» Short task: Show every line in the records below that contains the word "assigned".

::: Data entries :::

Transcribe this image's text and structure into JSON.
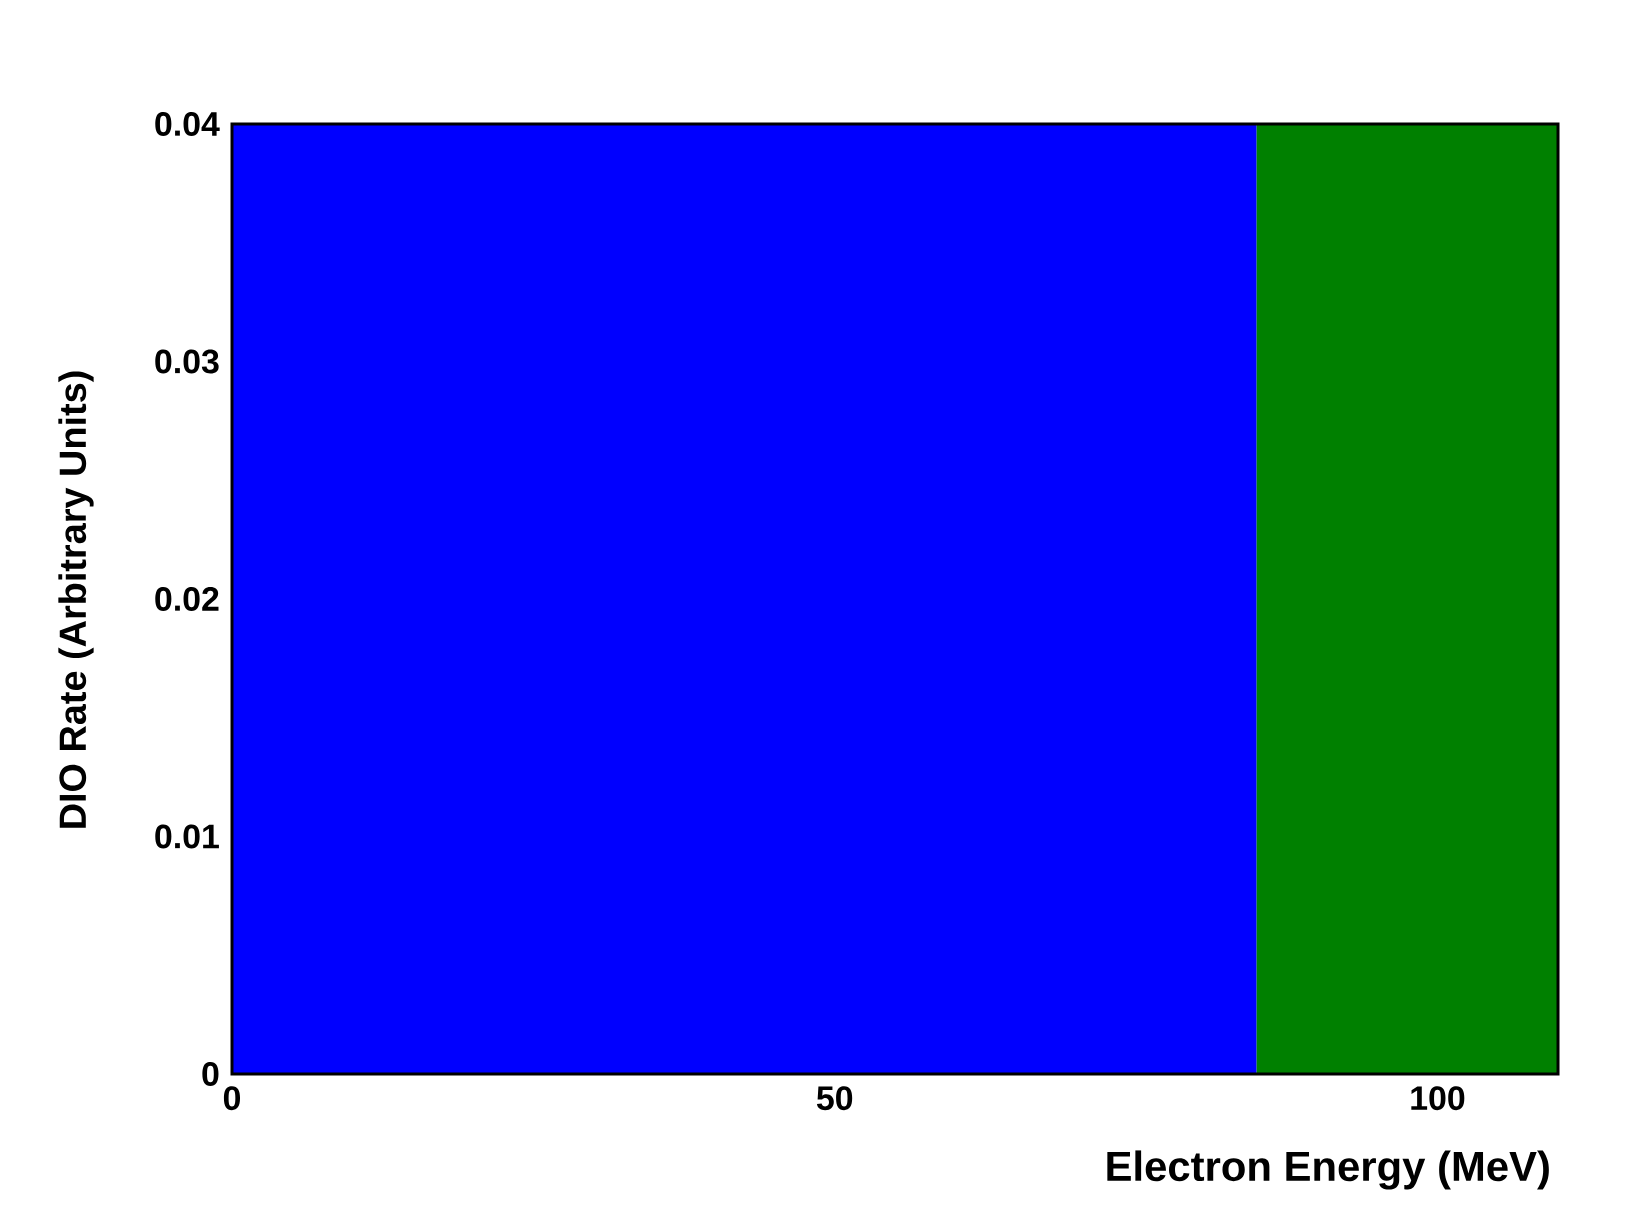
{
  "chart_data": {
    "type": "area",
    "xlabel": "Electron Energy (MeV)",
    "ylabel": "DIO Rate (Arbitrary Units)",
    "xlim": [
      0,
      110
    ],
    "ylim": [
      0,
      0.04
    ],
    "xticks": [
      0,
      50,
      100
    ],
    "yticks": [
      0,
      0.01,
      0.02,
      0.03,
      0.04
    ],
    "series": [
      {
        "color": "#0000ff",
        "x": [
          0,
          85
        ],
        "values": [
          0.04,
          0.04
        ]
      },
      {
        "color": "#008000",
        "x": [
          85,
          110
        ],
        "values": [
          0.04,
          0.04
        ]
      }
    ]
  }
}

:::
::: Data entries :::

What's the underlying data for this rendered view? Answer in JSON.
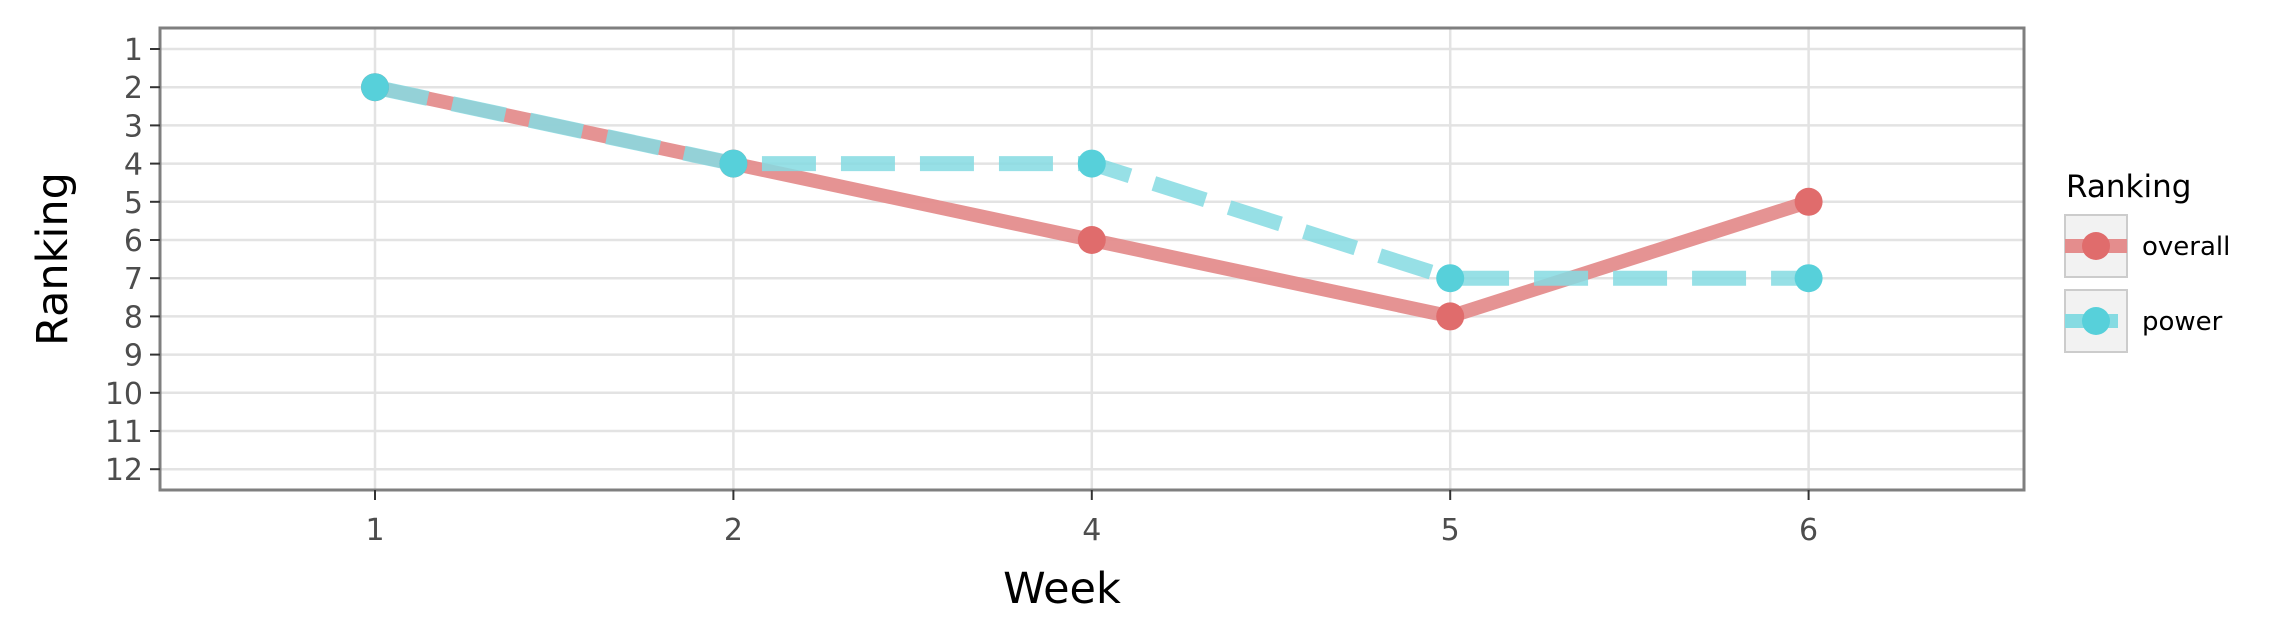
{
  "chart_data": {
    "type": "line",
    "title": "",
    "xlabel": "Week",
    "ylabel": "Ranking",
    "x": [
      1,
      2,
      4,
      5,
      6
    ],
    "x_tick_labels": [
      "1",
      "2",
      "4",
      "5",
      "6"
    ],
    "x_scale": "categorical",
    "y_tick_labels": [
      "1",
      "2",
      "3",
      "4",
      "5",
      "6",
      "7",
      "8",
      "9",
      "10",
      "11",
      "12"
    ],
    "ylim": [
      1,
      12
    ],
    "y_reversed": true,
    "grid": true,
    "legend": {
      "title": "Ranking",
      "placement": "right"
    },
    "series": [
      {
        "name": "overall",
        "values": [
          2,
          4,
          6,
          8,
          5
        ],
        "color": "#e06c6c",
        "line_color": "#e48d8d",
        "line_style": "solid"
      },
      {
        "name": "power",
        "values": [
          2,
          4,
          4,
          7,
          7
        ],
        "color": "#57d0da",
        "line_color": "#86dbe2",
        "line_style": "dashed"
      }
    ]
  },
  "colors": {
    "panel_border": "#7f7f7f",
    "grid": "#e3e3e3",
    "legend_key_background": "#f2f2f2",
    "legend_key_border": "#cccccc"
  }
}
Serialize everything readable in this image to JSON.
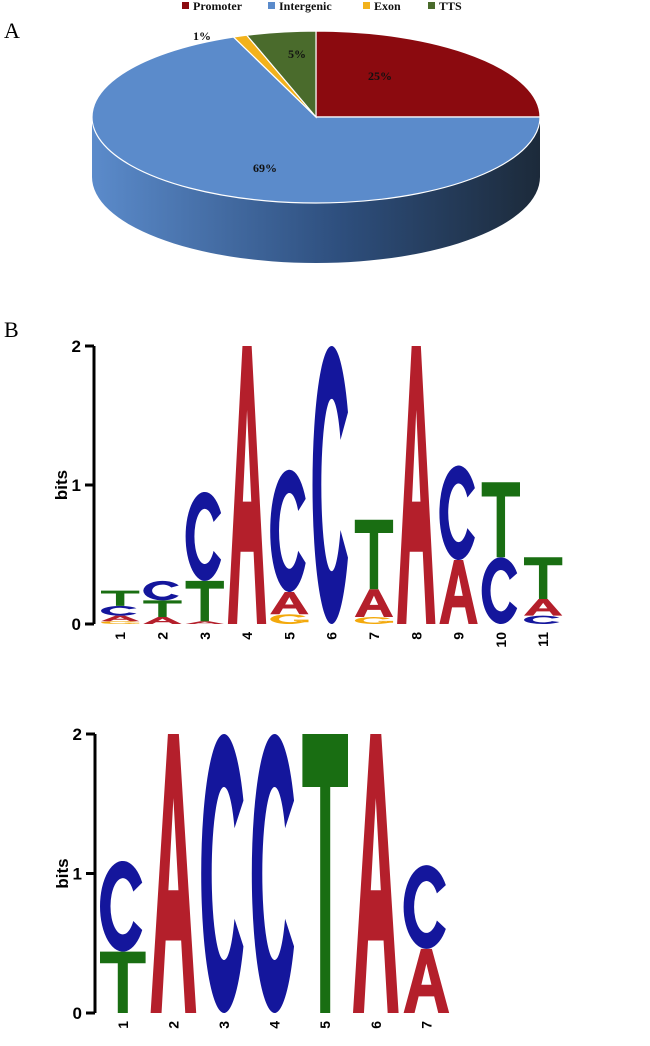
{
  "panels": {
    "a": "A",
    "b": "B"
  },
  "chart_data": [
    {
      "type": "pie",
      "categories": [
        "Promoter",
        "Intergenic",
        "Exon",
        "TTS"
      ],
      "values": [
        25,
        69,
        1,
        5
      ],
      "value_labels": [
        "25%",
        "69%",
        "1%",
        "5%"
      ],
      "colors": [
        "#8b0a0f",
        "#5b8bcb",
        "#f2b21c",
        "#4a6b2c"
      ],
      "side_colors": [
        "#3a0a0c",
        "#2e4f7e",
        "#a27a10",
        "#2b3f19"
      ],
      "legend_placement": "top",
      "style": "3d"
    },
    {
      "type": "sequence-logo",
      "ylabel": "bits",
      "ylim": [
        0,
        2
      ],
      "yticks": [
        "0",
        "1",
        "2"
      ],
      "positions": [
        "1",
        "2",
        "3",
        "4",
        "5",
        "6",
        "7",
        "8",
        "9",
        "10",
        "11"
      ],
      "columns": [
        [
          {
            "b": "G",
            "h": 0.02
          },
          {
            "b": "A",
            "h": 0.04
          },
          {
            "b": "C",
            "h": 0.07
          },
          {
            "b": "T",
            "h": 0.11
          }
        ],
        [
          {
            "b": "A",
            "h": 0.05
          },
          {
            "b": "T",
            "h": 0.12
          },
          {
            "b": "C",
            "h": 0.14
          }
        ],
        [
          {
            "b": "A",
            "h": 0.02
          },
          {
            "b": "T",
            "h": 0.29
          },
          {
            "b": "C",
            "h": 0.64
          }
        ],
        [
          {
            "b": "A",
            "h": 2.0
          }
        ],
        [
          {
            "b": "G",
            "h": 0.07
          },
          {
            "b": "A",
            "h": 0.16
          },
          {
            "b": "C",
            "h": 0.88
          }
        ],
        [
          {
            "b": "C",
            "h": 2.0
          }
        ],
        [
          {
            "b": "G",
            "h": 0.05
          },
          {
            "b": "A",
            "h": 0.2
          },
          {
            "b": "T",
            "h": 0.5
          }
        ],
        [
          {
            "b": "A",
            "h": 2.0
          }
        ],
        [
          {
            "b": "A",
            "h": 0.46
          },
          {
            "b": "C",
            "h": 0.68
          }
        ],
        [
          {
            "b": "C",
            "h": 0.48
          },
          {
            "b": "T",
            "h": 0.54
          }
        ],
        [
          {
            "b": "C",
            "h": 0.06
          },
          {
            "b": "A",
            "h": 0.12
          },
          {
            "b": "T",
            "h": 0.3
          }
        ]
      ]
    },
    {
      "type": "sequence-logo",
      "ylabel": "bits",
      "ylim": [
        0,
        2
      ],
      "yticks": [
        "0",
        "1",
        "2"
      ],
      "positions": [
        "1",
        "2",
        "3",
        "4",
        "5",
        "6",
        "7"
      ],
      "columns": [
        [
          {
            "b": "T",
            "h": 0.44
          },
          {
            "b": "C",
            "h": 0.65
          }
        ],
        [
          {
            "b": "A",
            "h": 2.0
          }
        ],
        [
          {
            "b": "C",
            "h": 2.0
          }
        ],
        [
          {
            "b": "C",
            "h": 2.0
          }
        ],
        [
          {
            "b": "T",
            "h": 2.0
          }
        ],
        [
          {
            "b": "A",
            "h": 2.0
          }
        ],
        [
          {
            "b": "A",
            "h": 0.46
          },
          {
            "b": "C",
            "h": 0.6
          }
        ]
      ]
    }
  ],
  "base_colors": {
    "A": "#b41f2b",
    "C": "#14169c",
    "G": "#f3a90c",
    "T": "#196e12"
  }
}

:::
::: Data entries :::

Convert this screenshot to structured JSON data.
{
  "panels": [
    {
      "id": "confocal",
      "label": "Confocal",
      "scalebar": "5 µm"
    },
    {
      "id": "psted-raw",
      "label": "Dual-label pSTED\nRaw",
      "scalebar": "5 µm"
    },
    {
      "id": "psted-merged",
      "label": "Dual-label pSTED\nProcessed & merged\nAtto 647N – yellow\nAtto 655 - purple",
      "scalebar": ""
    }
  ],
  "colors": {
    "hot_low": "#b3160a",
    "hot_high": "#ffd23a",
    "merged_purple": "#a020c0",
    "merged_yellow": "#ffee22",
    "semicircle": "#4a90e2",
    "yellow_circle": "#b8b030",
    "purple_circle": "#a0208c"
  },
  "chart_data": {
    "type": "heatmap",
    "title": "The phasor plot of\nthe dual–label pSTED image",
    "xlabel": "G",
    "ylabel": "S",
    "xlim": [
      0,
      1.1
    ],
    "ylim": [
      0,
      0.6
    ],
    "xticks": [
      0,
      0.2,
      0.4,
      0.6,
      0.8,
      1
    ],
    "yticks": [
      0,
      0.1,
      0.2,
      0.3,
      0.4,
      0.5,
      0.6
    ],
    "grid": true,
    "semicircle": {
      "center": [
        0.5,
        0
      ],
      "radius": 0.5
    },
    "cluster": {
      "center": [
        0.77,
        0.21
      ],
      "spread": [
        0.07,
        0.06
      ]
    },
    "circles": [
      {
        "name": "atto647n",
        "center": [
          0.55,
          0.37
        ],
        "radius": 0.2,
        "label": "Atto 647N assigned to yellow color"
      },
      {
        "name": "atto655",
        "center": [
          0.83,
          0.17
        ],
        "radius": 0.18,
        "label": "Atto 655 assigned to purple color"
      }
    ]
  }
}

:::

» Response:
        "label": "Atto 647N assigned to yellow color"
        "label": "Atto 655 assigned to purple color"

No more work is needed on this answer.